Extract every line of the material below word for word, and leave out the pictures.

--

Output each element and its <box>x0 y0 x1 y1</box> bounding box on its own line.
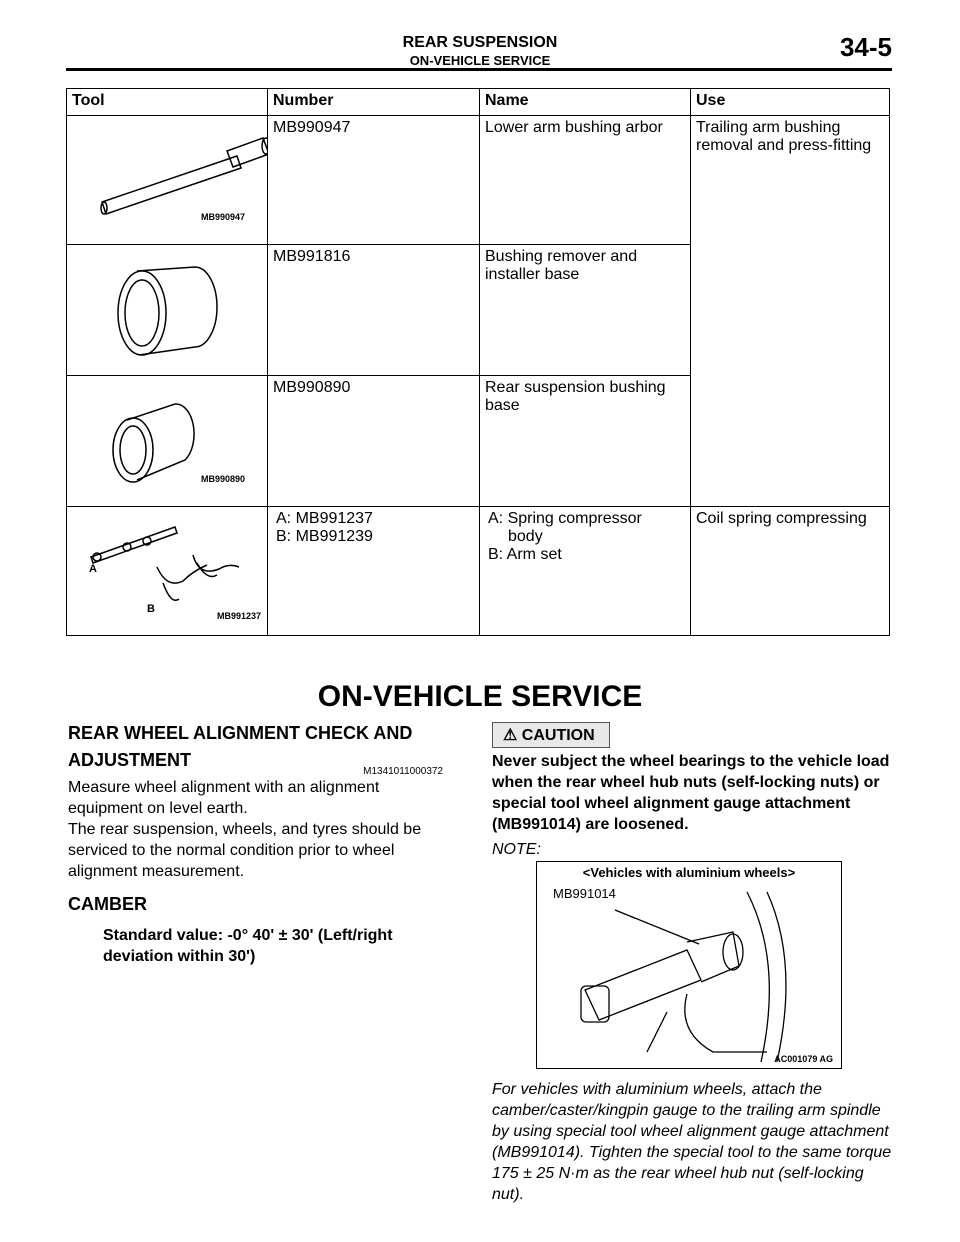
camber-heading: CAMBER <box>68 894 147 914</box>
tool-image-cell <box>67 507 268 636</box>
header-rule <box>66 68 892 71</box>
tool-caption: MB990947 <box>200 212 245 222</box>
col-header-tool: Tool <box>67 89 268 116</box>
tool-name-line: installer base <box>485 266 580 283</box>
col-header-name: Name <box>480 89 691 116</box>
caution-label: CAUTION <box>521 727 595 744</box>
figure-code: AC001079 AG <box>774 1054 833 1064</box>
table-row <box>67 507 890 636</box>
gauge-figure <box>536 861 842 1069</box>
right-column <box>492 722 892 1205</box>
section-code: M1341011000372 <box>363 766 443 777</box>
tool-name-line: body <box>508 528 543 545</box>
paragraph: The rear suspension, wheels, and tyres should be serviced to the normal condition prior to wheel alignment measurement. <box>68 821 422 880</box>
tool-name: Lower arm bushing arbor <box>480 116 691 245</box>
tool-name-line: base <box>485 397 520 414</box>
left-column <box>68 720 443 967</box>
tool-number: MB990947 <box>268 116 480 245</box>
tool-caption: MB991237 <box>216 611 261 621</box>
tool-number: MB991816 <box>268 245 480 376</box>
tool-use: Trailing arm bushing removal and press-fitting <box>691 116 890 507</box>
tool-name-line: Rear suspension bushing <box>485 379 666 396</box>
installer-base-icon <box>67 245 267 375</box>
tool-use: Coil spring compressing <box>691 507 890 636</box>
arbor-tool-icon <box>67 116 267 244</box>
tool-name <box>480 376 691 507</box>
figure-title: <Vehicles with aluminium wheels> <box>582 865 796 880</box>
figure-label: MB991014 <box>553 886 616 901</box>
caution-badge <box>492 722 610 748</box>
tool-image-cell <box>67 245 268 376</box>
tool-caption: MB990890 <box>200 474 245 484</box>
tool-image-cell <box>67 116 268 245</box>
section-title: ON-VEHICLE SERVICE <box>317 680 643 713</box>
col-header-number: Number <box>268 89 480 116</box>
tool-name <box>480 507 691 636</box>
tool-number <box>268 507 480 636</box>
tool-number: MB990890 <box>268 376 480 507</box>
table-header-row <box>67 89 890 116</box>
standard-value: Standard value: -0° 40' ± 30' (Left/right deviation within 30') <box>103 927 393 965</box>
label-b: B <box>147 603 155 615</box>
heading-line: REAR WHEEL ALIGNMENT CHECK AND <box>68 723 413 743</box>
note-text: For vehicles with aluminium wheels, attach the camber/caster/kingpin gauge to the trailing arm spindle by using special tool wheel alignment gauge attachment (MB991014). Tighten the special tool to the same torque 175 ± 25 N·m as the rear wheel hub nut (self-locking nut). <box>492 1081 892 1203</box>
tool-name-line: A: Spring compressor <box>488 510 642 527</box>
warning-icon: ⚠ <box>503 727 518 744</box>
header-title: REAR SUSPENSION <box>402 34 558 51</box>
note-label: NOTE: <box>492 841 541 858</box>
tool-name-line: B: Arm set <box>488 546 562 563</box>
header-subtitle: ON-VEHICLE SERVICE <box>409 53 551 68</box>
tool-name-line: Bushing remover and <box>485 248 638 265</box>
col-header-use: Use <box>691 89 890 116</box>
table-row <box>67 116 890 245</box>
caution-text: Never subject the wheel bearings to the vehicle load when the rear wheel hub nuts (self-locking nuts) or special tool wheel alignment gauge attachment (MB991014) are loosened. <box>492 753 890 833</box>
heading-line: ADJUSTMENT <box>68 750 192 770</box>
page-number: 34-5 <box>839 32 892 62</box>
tool-number-line: A: MB991237 <box>276 510 373 527</box>
special-tools-table <box>66 88 890 636</box>
label-a: A <box>89 563 97 575</box>
paragraph: Measure wheel alignment with an alignment equipment on level earth. <box>68 779 380 817</box>
tool-name <box>480 245 691 376</box>
tool-number-line: B: MB991239 <box>276 528 373 545</box>
tool-image-cell <box>67 376 268 507</box>
bushing-base-icon <box>67 376 267 506</box>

--

**Task response**
Output each element and its <box>x0 y0 x1 y1</box> bounding box on its own line.
camber-heading: CAMBER <box>68 894 147 914</box>
tool-image-cell <box>67 507 268 636</box>
header-rule <box>66 68 892 71</box>
tool-caption: MB990947 <box>200 212 245 222</box>
col-header-tool: Tool <box>67 89 268 116</box>
tool-name-line: installer base <box>485 266 580 283</box>
col-header-name: Name <box>480 89 691 116</box>
caution-label: CAUTION <box>521 727 595 744</box>
figure-code: AC001079 AG <box>774 1054 833 1064</box>
table-row <box>67 507 890 636</box>
gauge-figure <box>536 861 842 1069</box>
right-column <box>492 722 892 1205</box>
section-code: M1341011000372 <box>363 766 443 777</box>
tool-name-line: body <box>508 528 543 545</box>
paragraph: The rear suspension, wheels, and tyres should be serviced to the normal condition prior to wheel alignment measurement. <box>68 821 422 880</box>
tool-name: Lower arm bushing arbor <box>480 116 691 245</box>
tool-name-line: base <box>485 397 520 414</box>
left-column <box>68 720 443 967</box>
tool-number: MB990947 <box>268 116 480 245</box>
tool-caption: MB991237 <box>216 611 261 621</box>
tool-number: MB991816 <box>268 245 480 376</box>
tool-use: Trailing arm bushing removal and press-fitting <box>691 116 890 507</box>
tool-name-line: Rear suspension bushing <box>485 379 666 396</box>
installer-base-icon <box>67 245 267 375</box>
tool-use: Coil spring compressing <box>691 507 890 636</box>
arbor-tool-icon <box>67 116 267 244</box>
tool-name <box>480 376 691 507</box>
figure-title: <Vehicles with aluminium wheels> <box>582 865 796 880</box>
figure-label: MB991014 <box>553 886 616 901</box>
caution-badge <box>492 722 610 748</box>
tool-image-cell <box>67 245 268 376</box>
tool-caption: MB990890 <box>200 474 245 484</box>
tool-image-cell <box>67 116 268 245</box>
section-title: ON-VEHICLE SERVICE <box>317 680 643 713</box>
col-header-number: Number <box>268 89 480 116</box>
tool-name <box>480 507 691 636</box>
tool-number <box>268 507 480 636</box>
tool-number: MB990890 <box>268 376 480 507</box>
table-header-row <box>67 89 890 116</box>
standard-value: Standard value: -0° 40' ± 30' (Left/right deviation within 30') <box>103 927 393 965</box>
label-b: B <box>147 603 155 615</box>
heading-line: REAR WHEEL ALIGNMENT CHECK AND <box>68 723 413 743</box>
note-text: For vehicles with aluminium wheels, attach the camber/caster/kingpin gauge to the trailing arm spindle by using special tool wheel alignment gauge attachment (MB991014). Tighten the special tool to the same torque 175 ± 25 N·m as the rear wheel hub nut (self-locking nut). <box>492 1081 892 1203</box>
tool-name-line: A: Spring compressor <box>488 510 642 527</box>
warning-icon: ⚠ <box>503 727 518 744</box>
header-title: REAR SUSPENSION <box>402 34 558 51</box>
note-label: NOTE: <box>492 841 541 858</box>
tool-name-line: B: Arm set <box>488 546 562 563</box>
header-subtitle: ON-VEHICLE SERVICE <box>409 53 551 68</box>
tool-name-line: Bushing remover and <box>485 248 638 265</box>
col-header-use: Use <box>691 89 890 116</box>
table-row <box>67 116 890 245</box>
caution-text: Never subject the wheel bearings to the vehicle load when the rear wheel hub nuts (self-locking nuts) or special tool wheel alignment gauge attachment (MB991014) are loosened. <box>492 753 890 833</box>
heading-line: ADJUSTMENT <box>68 750 192 770</box>
page-number: 34-5 <box>839 32 892 62</box>
tool-number-line: A: MB991237 <box>276 510 373 527</box>
special-tools-table <box>66 88 890 636</box>
label-a: A <box>89 563 97 575</box>
paragraph: Measure wheel alignment with an alignment equipment on level earth. <box>68 779 380 817</box>
tool-name <box>480 245 691 376</box>
tool-number-line: B: MB991239 <box>276 528 373 545</box>
tool-image-cell <box>67 376 268 507</box>
bushing-base-icon <box>67 376 267 506</box>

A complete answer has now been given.